What you should do: Take from the listing each line that has the string "document".

------ Stored records ------

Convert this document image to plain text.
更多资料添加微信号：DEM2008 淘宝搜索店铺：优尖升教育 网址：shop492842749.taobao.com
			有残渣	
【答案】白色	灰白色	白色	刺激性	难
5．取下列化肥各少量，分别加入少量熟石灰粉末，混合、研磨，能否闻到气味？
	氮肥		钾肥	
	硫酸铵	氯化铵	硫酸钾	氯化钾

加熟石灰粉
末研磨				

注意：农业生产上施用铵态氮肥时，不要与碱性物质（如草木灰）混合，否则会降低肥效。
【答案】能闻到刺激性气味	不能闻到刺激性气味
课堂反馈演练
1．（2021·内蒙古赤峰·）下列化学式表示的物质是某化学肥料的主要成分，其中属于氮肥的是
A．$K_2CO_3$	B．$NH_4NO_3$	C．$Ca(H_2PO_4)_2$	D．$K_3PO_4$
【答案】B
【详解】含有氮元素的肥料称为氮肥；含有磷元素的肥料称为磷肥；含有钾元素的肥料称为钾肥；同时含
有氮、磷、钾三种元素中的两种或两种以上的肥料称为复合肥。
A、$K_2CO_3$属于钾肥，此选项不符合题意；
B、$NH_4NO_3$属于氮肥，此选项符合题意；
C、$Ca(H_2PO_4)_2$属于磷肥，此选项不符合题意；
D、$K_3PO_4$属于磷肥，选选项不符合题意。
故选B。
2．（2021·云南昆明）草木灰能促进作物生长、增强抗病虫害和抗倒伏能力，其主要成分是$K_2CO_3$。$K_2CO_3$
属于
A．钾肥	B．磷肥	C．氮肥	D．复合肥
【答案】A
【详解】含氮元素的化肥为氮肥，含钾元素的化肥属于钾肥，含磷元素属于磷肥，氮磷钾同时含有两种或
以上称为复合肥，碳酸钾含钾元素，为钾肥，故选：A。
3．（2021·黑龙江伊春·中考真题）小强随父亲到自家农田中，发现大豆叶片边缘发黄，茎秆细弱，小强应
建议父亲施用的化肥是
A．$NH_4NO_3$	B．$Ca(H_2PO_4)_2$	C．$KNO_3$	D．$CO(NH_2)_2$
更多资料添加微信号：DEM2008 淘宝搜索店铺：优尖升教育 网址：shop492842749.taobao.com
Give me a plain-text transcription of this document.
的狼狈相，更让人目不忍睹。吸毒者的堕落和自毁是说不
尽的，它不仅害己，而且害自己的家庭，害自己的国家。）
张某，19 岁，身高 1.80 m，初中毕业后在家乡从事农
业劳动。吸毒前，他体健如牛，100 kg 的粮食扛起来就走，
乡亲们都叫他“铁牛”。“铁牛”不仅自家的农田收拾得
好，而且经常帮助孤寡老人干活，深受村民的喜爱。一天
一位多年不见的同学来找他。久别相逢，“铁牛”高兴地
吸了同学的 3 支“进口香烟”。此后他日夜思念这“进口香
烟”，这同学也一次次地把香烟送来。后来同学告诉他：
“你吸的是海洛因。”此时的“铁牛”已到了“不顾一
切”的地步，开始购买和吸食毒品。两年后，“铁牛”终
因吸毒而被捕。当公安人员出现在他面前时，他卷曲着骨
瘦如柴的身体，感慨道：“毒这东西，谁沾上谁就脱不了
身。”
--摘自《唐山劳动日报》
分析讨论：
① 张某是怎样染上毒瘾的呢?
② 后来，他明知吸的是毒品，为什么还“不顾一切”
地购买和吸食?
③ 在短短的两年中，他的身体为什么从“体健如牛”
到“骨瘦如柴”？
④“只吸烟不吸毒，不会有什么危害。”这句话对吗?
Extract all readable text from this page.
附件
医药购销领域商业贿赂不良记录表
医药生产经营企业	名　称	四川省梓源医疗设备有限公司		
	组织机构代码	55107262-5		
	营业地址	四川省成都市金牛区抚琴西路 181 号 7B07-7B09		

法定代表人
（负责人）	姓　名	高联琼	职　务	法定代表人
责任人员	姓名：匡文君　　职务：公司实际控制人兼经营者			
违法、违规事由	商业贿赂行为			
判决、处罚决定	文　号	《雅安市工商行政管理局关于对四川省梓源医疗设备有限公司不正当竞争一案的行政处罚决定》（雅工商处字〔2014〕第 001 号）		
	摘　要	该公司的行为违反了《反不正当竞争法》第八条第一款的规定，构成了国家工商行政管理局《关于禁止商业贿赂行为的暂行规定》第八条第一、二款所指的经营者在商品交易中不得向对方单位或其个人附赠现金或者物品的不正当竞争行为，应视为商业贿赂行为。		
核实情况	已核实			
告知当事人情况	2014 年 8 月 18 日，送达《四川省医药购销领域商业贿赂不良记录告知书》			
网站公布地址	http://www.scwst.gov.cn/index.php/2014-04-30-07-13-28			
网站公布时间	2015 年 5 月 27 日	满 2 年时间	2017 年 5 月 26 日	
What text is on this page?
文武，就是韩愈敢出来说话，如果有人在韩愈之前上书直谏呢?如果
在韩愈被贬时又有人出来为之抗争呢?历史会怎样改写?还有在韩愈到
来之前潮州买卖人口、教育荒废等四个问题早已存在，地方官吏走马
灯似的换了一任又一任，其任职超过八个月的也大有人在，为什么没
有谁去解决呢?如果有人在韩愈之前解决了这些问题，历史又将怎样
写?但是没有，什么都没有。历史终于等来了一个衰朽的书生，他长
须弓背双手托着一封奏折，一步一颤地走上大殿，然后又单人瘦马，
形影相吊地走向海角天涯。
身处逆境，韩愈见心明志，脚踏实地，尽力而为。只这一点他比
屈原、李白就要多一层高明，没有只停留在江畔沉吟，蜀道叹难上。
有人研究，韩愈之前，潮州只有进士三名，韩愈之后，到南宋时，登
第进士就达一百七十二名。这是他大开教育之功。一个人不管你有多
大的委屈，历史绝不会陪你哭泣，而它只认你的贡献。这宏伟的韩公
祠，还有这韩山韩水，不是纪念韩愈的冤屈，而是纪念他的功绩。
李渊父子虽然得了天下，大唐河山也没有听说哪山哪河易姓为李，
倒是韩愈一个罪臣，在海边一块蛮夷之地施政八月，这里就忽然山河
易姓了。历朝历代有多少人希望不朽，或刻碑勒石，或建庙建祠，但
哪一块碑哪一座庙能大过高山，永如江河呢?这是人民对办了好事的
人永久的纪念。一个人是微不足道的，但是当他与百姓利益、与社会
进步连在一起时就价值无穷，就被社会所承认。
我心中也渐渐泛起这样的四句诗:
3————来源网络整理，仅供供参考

------

Task solution:
Convert this document image to plain text.
Give me a plain-text transcription of this document.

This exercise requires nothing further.